┌────────

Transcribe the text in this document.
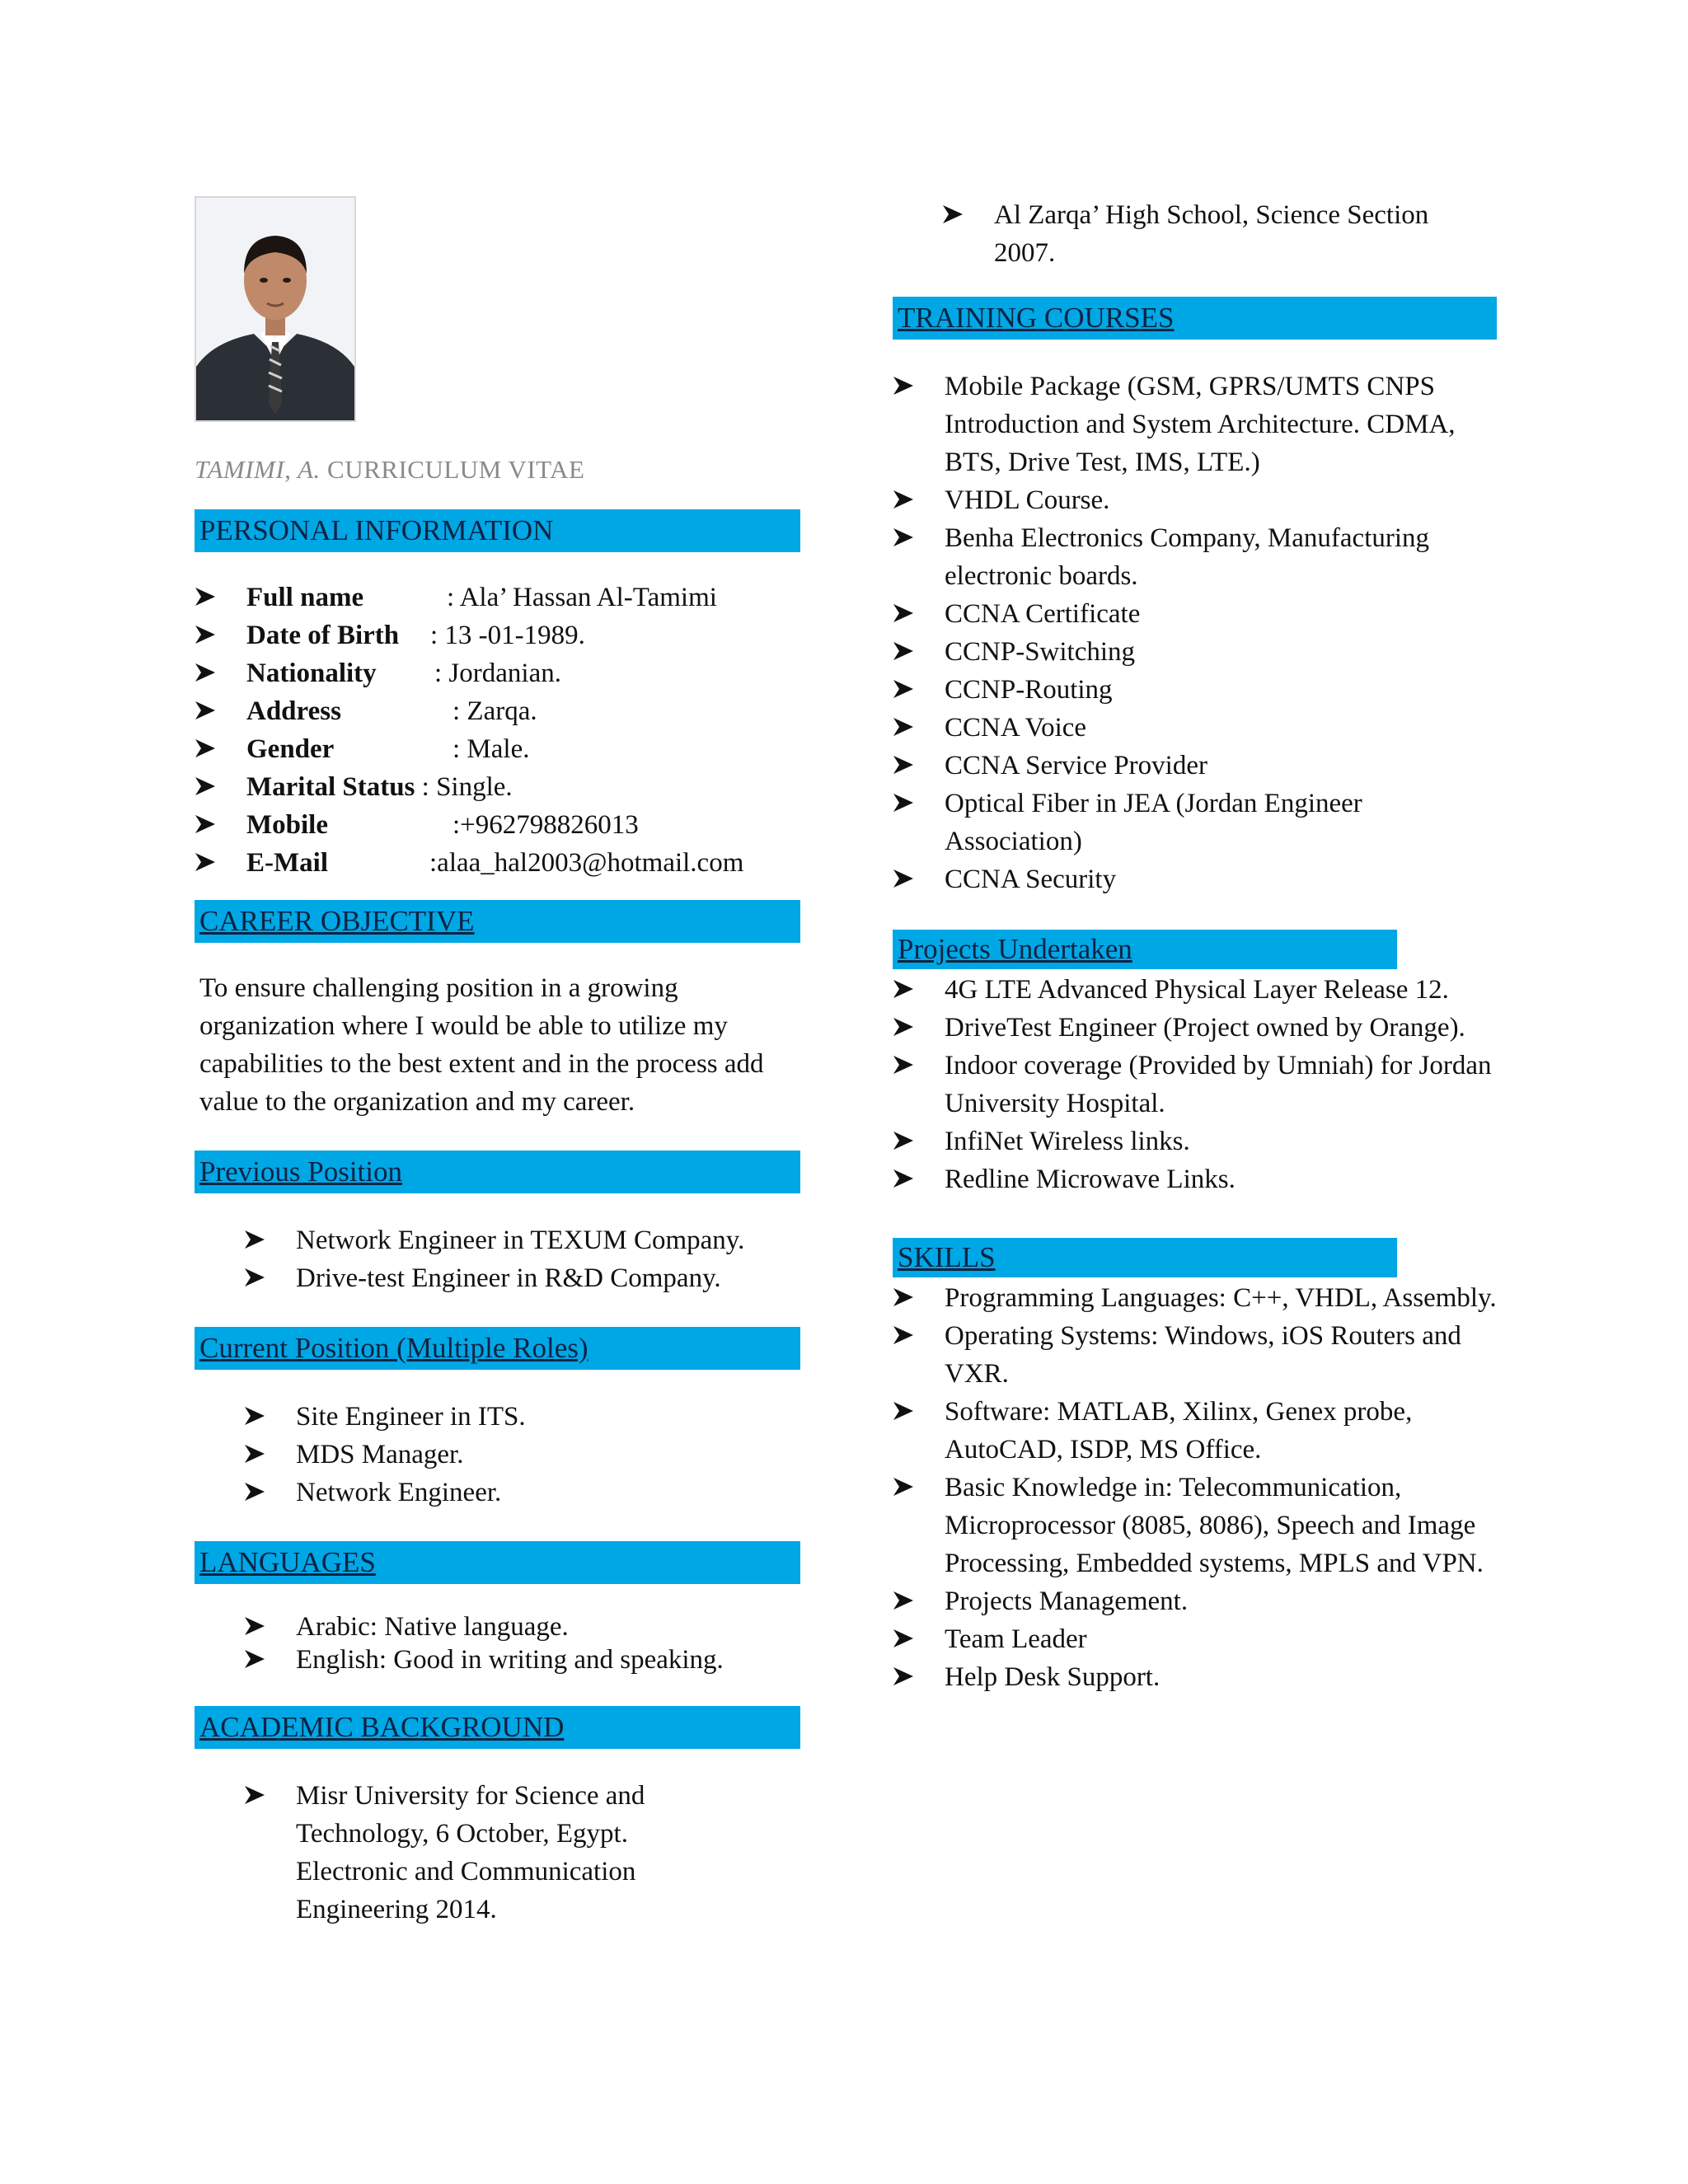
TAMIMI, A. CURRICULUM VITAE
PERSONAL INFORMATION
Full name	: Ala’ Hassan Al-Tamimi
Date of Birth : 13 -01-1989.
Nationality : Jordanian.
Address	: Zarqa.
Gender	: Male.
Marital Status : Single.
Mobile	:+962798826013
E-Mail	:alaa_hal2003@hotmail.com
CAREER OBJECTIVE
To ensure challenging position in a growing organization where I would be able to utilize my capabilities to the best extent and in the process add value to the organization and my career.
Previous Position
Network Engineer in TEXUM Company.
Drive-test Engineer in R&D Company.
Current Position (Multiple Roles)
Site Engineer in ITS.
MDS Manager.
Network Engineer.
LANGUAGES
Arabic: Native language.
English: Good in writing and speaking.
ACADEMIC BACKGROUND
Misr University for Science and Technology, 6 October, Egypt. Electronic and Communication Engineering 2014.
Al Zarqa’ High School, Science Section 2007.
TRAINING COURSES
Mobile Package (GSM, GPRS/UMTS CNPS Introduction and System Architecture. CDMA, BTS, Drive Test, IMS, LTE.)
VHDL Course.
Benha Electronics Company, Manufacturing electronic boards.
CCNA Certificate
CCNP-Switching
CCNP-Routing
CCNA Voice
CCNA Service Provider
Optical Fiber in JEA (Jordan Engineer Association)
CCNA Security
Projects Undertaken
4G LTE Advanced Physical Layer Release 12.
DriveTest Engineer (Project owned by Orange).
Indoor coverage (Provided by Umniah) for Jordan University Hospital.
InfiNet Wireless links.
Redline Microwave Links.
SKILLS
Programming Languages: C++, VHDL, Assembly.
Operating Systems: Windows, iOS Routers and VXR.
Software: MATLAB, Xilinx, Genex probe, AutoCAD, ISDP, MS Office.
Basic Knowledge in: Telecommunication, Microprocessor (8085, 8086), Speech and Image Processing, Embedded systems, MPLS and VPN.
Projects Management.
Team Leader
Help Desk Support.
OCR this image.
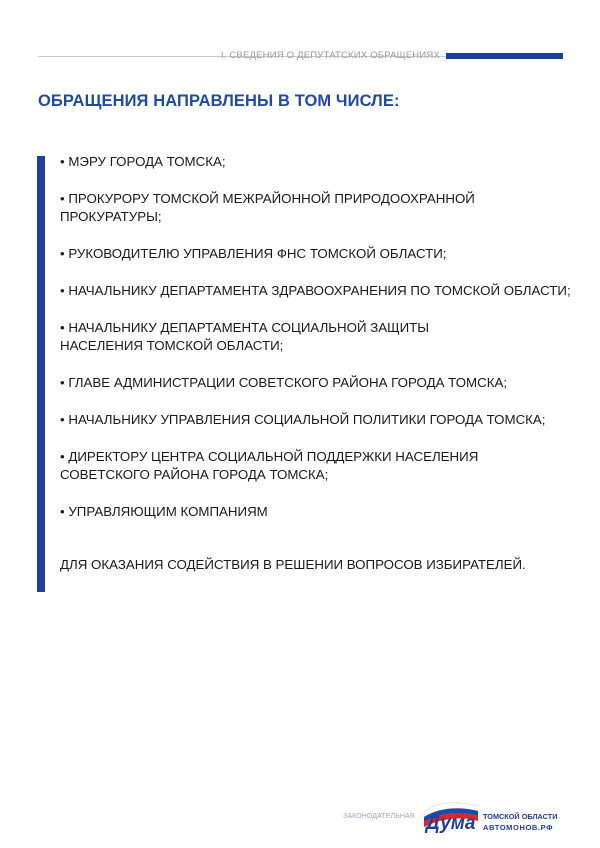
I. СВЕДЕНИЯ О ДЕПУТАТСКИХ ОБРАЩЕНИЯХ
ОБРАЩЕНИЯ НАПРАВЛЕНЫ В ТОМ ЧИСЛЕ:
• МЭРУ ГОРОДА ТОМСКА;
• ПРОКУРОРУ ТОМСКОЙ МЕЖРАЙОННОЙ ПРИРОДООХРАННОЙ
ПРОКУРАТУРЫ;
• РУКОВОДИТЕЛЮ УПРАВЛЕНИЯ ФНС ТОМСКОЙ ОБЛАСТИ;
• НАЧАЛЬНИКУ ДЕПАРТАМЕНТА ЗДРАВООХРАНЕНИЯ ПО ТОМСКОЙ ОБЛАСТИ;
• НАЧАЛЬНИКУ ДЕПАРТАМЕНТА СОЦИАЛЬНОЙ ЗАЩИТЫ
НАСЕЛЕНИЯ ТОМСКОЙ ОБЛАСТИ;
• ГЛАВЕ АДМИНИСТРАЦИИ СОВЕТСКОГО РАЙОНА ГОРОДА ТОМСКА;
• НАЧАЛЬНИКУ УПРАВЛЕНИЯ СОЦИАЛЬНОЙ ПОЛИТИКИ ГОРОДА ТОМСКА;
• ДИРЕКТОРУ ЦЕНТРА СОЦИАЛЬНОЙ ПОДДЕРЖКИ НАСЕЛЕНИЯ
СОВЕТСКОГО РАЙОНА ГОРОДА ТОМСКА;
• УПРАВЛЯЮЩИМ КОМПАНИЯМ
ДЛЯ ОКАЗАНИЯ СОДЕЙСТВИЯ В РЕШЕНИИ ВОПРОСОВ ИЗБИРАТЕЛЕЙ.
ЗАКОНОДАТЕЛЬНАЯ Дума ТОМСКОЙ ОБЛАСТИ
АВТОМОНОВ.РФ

└────────

What the task requires -
Reproduce the whole listing exactly, but not the images in it.

Written response -
Transcribe the text in this document.
TAMIMI, A. CURRICULUM VITAE
PERSONAL INFORMATION
Full name	: Ala’ Hassan Al-Tamimi
Date of Birth : 13 -01-1989.
Nationality : Jordanian.
Address	: Zarqa.
Gender	: Male.
Marital Status : Single.
Mobile	:+962798826013
E-Mail	:alaa_hal2003@hotmail.com
CAREER OBJECTIVE
To ensure challenging position in a growing organization where I would be able to utilize my capabilities to the best extent and in the process add value to the organization and my career.
Previous Position
Network Engineer in TEXUM Company.
Drive-test Engineer in R&D Company.
Current Position (Multiple Roles)
Site Engineer in ITS.
MDS Manager.
Network Engineer.
LANGUAGES
Arabic: Native language.
English: Good in writing and speaking.
ACADEMIC BACKGROUND
Misr University for Science and Technology, 6 October, Egypt. Electronic and Communication Engineering 2014.
Al Zarqa’ High School, Science Section 2007.
TRAINING COURSES
Mobile Package (GSM, GPRS/UMTS CNPS Introduction and System Architecture. CDMA, BTS, Drive Test, IMS, LTE.)
VHDL Course.
Benha Electronics Company, Manufacturing electronic boards.
CCNA Certificate
CCNP-Switching
CCNP-Routing
CCNA Voice
CCNA Service Provider
Optical Fiber in JEA (Jordan Engineer Association)
CCNA Security
Projects Undertaken
4G LTE Advanced Physical Layer Release 12.
DriveTest Engineer (Project owned by Orange).
Indoor coverage (Provided by Umniah) for Jordan University Hospital.
InfiNet Wireless links.
Redline Microwave Links.
SKILLS
Programming Languages: C++, VHDL, Assembly.
Operating Systems: Windows, iOS Routers and VXR.
Software: MATLAB, Xilinx, Genex probe, AutoCAD, ISDP, MS Office.
Basic Knowledge in: Telecommunication, Microprocessor (8085, 8086), Speech and Image Processing, Embedded systems, MPLS and VPN.
Projects Management.
Team Leader
Help Desk Support.
OCR this image.
I. СВЕДЕНИЯ О ДЕПУТАТСКИХ ОБРАЩЕНИЯХ
ОБРАЩЕНИЯ НАПРАВЛЕНЫ В ТОМ ЧИСЛЕ:
• МЭРУ ГОРОДА ТОМСКА;
• ПРОКУРОРУ ТОМСКОЙ МЕЖРАЙОННОЙ ПРИРОДООХРАННОЙ
ПРОКУРАТУРЫ;
• РУКОВОДИТЕЛЮ УПРАВЛЕНИЯ ФНС ТОМСКОЙ ОБЛАСТИ;
• НАЧАЛЬНИКУ ДЕПАРТАМЕНТА ЗДРАВООХРАНЕНИЯ ПО ТОМСКОЙ ОБЛАСТИ;
• НАЧАЛЬНИКУ ДЕПАРТАМЕНТА СОЦИАЛЬНОЙ ЗАЩИТЫ
НАСЕЛЕНИЯ ТОМСКОЙ ОБЛАСТИ;
• ГЛАВЕ АДМИНИСТРАЦИИ СОВЕТСКОГО РАЙОНА ГОРОДА ТОМСКА;
• НАЧАЛЬНИКУ УПРАВЛЕНИЯ СОЦИАЛЬНОЙ ПОЛИТИКИ ГОРОДА ТОМСКА;
• ДИРЕКТОРУ ЦЕНТРА СОЦИАЛЬНОЙ ПОДДЕРЖКИ НАСЕЛЕНИЯ
СОВЕТСКОГО РАЙОНА ГОРОДА ТОМСКА;
• УПРАВЛЯЮЩИМ КОМПАНИЯМ
ДЛЯ ОКАЗАНИЯ СОДЕЙСТВИЯ В РЕШЕНИИ ВОПРОСОВ ИЗБИРАТЕЛЕЙ.
ЗАКОНОДАТЕЛЬНАЯ Дума ТОМСКОЙ ОБЛАСТИ
АВТОМОНОВ.РФ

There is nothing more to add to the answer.